▶ What you have to do
Return the full material exactly.

▶ Material for the task

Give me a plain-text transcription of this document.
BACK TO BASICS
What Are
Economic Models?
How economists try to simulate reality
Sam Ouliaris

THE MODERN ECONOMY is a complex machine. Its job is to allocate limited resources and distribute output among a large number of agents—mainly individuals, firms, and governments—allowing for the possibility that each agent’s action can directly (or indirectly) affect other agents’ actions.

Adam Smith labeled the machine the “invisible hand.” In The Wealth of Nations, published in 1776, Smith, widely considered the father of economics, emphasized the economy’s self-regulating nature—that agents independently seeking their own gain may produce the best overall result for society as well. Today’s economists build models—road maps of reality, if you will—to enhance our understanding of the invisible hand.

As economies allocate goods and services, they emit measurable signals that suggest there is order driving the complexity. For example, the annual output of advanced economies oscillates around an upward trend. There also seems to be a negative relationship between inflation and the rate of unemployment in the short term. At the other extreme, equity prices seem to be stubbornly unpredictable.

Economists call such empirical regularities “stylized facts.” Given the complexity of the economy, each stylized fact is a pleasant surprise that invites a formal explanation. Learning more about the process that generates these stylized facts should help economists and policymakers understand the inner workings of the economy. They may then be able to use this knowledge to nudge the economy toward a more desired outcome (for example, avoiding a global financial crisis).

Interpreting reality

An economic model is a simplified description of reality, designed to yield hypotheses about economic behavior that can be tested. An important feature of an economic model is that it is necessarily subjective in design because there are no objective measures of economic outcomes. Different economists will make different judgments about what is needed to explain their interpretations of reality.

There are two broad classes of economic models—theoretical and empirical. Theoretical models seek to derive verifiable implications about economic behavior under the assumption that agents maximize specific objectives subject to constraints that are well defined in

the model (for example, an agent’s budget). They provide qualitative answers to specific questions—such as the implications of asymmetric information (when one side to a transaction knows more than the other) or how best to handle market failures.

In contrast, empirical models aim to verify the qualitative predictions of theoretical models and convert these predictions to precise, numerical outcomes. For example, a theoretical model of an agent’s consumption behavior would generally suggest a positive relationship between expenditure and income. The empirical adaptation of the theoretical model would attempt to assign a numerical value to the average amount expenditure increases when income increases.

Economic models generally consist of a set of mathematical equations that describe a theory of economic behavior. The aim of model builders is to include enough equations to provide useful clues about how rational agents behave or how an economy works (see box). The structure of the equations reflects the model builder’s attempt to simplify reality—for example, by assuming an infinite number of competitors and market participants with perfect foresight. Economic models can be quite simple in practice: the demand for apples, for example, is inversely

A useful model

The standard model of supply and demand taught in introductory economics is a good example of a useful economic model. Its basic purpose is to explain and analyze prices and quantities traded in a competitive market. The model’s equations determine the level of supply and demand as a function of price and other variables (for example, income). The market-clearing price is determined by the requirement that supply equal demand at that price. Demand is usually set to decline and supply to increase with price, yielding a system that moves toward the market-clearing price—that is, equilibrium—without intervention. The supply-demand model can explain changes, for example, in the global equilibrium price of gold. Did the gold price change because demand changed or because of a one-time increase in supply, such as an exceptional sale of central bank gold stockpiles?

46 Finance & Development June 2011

▶ Response to this task
Give me a plain-text transcription of this document.
BACK TO BASICS
What Are
Economic Models?
How economists try to simulate reality
Sam Ouliaris

THE MODERN ECONOMY is a complex machine. Its job is to allocate limited resources and distribute output among a large number of agents—mainly individuals, firms, and governments—allowing for the possibility that each agent’s action can directly (or indirectly) affect other agents’ actions.

Adam Smith labeled the machine the “invisible hand.” In The Wealth of Nations, published in 1776, Smith, widely considered the father of economics, emphasized the economy’s self-regulating nature—that agents independently seeking their own gain may produce the best overall result for society as well. Today’s economists build models—road maps of reality, if you will—to enhance our understanding of the invisible hand.

As economies allocate goods and services, they emit measurable signals that suggest there is order driving the complexity. For example, the annual output of advanced economies oscillates around an upward trend. There also seems to be a negative relationship between inflation and the rate of unemployment in the short term. At the other extreme, equity prices seem to be stubbornly unpredictable.

Economists call such empirical regularities “stylized facts.” Given the complexity of the economy, each stylized fact is a pleasant surprise that invites a formal explanation. Learning more about the process that generates these stylized facts should help economists and policymakers understand the inner workings of the economy. They may then be able to use this knowledge to nudge the economy toward a more desired outcome (for example, avoiding a global financial crisis).

Interpreting reality

An economic model is a simplified description of reality, designed to yield hypotheses about economic behavior that can be tested. An important feature of an economic model is that it is necessarily subjective in design because there are no objective measures of economic outcomes. Different economists will make different judgments about what is needed to explain their interpretations of reality.

There are two broad classes of economic models—theoretical and empirical. Theoretical models seek to derive verifiable implications about economic behavior under the assumption that agents maximize specific objectives subject to constraints that are well defined in

the model (for example, an agent’s budget). They provide qualitative answers to specific questions—such as the implications of asymmetric information (when one side to a transaction knows more than the other) or how best to handle market failures.

In contrast, empirical models aim to verify the qualitative predictions of theoretical models and convert these predictions to precise, numerical outcomes. For example, a theoretical model of an agent’s consumption behavior would generally suggest a positive relationship between expenditure and income. The empirical adaptation of the theoretical model would attempt to assign a numerical value to the average amount expenditure increases when income increases.

Economic models generally consist of a set of mathematical equations that describe a theory of economic behavior. The aim of model builders is to include enough equations to provide useful clues about how rational agents behave or how an economy works (see box). The structure of the equations reflects the model builder’s attempt to simplify reality—for example, by assuming an infinite number of competitors and market participants with perfect foresight. Economic models can be quite simple in practice: the demand for apples, for example, is inversely

A useful model

The standard model of supply and demand taught in introductory economics is a good example of a useful economic model. Its basic purpose is to explain and analyze prices and quantities traded in a competitive market. The model’s equations determine the level of supply and demand as a function of price and other variables (for example, income). The market-clearing price is determined by the requirement that supply equal demand at that price. Demand is usually set to decline and supply to increase with price, yielding a system that moves toward the market-clearing price—that is, equilibrium—without intervention. The supply-demand model can explain changes, for example, in the global equilibrium price of gold. Did the gold price change because demand changed or because of a one-time increase in supply, such as an exceptional sale of central bank gold stockpiles?

46 Finance & Development June 2011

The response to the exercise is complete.